Records about charts and figures
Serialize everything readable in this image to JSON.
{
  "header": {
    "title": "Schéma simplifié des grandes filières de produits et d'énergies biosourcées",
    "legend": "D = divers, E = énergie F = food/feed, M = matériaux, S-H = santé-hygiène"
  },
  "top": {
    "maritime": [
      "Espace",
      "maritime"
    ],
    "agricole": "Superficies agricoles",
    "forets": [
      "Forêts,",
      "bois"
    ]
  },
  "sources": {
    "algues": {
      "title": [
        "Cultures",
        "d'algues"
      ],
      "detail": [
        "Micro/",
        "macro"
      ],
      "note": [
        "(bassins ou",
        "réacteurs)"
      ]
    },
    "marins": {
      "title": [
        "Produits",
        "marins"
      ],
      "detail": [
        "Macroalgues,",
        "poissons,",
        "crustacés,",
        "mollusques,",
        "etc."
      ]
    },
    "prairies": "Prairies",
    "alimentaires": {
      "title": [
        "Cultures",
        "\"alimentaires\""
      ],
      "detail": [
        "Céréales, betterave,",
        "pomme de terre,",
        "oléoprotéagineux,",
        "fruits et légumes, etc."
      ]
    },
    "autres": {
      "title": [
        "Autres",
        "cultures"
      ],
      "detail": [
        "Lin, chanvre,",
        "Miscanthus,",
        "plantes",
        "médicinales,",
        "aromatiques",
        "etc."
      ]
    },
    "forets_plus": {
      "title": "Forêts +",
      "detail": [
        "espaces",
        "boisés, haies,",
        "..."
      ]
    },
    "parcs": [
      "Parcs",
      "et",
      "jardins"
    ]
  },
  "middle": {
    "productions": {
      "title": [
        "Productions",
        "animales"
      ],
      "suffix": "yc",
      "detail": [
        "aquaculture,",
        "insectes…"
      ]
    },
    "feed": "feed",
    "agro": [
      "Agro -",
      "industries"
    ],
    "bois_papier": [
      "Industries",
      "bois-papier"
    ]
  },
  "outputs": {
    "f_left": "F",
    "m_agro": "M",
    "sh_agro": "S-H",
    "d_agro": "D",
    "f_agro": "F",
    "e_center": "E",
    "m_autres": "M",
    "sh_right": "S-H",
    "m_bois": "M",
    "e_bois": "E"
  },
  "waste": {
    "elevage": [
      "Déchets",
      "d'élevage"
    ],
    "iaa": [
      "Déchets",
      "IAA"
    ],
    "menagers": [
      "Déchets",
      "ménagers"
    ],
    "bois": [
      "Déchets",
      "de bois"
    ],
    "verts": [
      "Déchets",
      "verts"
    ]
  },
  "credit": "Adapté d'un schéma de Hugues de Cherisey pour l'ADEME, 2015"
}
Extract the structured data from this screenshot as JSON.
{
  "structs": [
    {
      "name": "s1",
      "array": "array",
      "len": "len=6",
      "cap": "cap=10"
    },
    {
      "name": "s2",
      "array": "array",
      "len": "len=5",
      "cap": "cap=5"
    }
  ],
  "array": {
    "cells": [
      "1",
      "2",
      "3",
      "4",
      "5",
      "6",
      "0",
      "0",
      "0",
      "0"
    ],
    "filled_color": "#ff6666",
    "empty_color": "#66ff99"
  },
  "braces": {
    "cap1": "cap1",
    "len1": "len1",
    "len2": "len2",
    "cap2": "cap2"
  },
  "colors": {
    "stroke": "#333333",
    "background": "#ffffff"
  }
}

**TASK OBJECTIVE:**
Type out the entries again, word for word.

**CORRECT OUTPUT:**
Serialize everything readable in this image to JSON.
{
  "header": {
    "title": "Schéma simplifié des grandes filières de produits et d'énergies biosourcées",
    "legend": "D = divers, E = énergie F = food/feed, M = matériaux, S-H = santé-hygiène"
  },
  "top": {
    "maritime": [
      "Espace",
      "maritime"
    ],
    "agricole": "Superficies agricoles",
    "forets": [
      "Forêts,",
      "bois"
    ]
  },
  "sources": {
    "algues": {
      "title": [
        "Cultures",
        "d'algues"
      ],
      "detail": [
        "Micro/",
        "macro"
      ],
      "note": [
        "(bassins ou",
        "réacteurs)"
      ]
    },
    "marins": {
      "title": [
        "Produits",
        "marins"
      ],
      "detail": [
        "Macroalgues,",
        "poissons,",
        "crustacés,",
        "mollusques,",
        "etc."
      ]
    },
    "prairies": "Prairies",
    "alimentaires": {
      "title": [
        "Cultures",
        "\"alimentaires\""
      ],
      "detail": [
        "Céréales, betterave,",
        "pomme de terre,",
        "oléoprotéagineux,",
        "fruits et légumes, etc."
      ]
    },
    "autres": {
      "title": [
        "Autres",
        "cultures"
      ],
      "detail": [
        "Lin, chanvre,",
        "Miscanthus,",
        "plantes",
        "médicinales,",
        "aromatiques",
        "etc."
      ]
    },
    "forets_plus": {
      "title": "Forêts +",
      "detail": [
        "espaces",
        "boisés, haies,",
        "..."
      ]
    },
    "parcs": [
      "Parcs",
      "et",
      "jardins"
    ]
  },
  "middle": {
    "productions": {
      "title": [
        "Productions",
        "animales"
      ],
      "suffix": "yc",
      "detail": [
        "aquaculture,",
        "insectes…"
      ]
    },
    "feed": "feed",
    "agro": [
      "Agro -",
      "industries"
    ],
    "bois_papier": [
      "Industries",
      "bois-papier"
    ]
  },
  "outputs": {
    "f_left": "F",
    "m_agro": "M",
    "sh_agro": "S-H",
    "d_agro": "D",
    "f_agro": "F",
    "e_center": "E",
    "m_autres": "M",
    "sh_right": "S-H",
    "m_bois": "M",
    "e_bois": "E"
  },
  "waste": {
    "elevage": [
      "Déchets",
      "d'élevage"
    ],
    "iaa": [
      "Déchets",
      "IAA"
    ],
    "menagers": [
      "Déchets",
      "ménagers"
    ],
    "bois": [
      "Déchets",
      "de bois"
    ],
    "verts": [
      "Déchets",
      "verts"
    ]
  },
  "credit": "Adapté d'un schéma de Hugues de Cherisey pour l'ADEME, 2015"
}
Extract the structured data from this screenshot as JSON.
{
  "structs": [
    {
      "name": "s1",
      "array": "array",
      "len": "len=6",
      "cap": "cap=10"
    },
    {
      "name": "s2",
      "array": "array",
      "len": "len=5",
      "cap": "cap=5"
    }
  ],
  "array": {
    "cells": [
      "1",
      "2",
      "3",
      "4",
      "5",
      "6",
      "0",
      "0",
      "0",
      "0"
    ],
    "filled_color": "#ff6666",
    "empty_color": "#66ff99"
  },
  "braces": {
    "cap1": "cap1",
    "len1": "len1",
    "len2": "len2",
    "cap2": "cap2"
  },
  "colors": {
    "stroke": "#333333",
    "background": "#ffffff"
  }
}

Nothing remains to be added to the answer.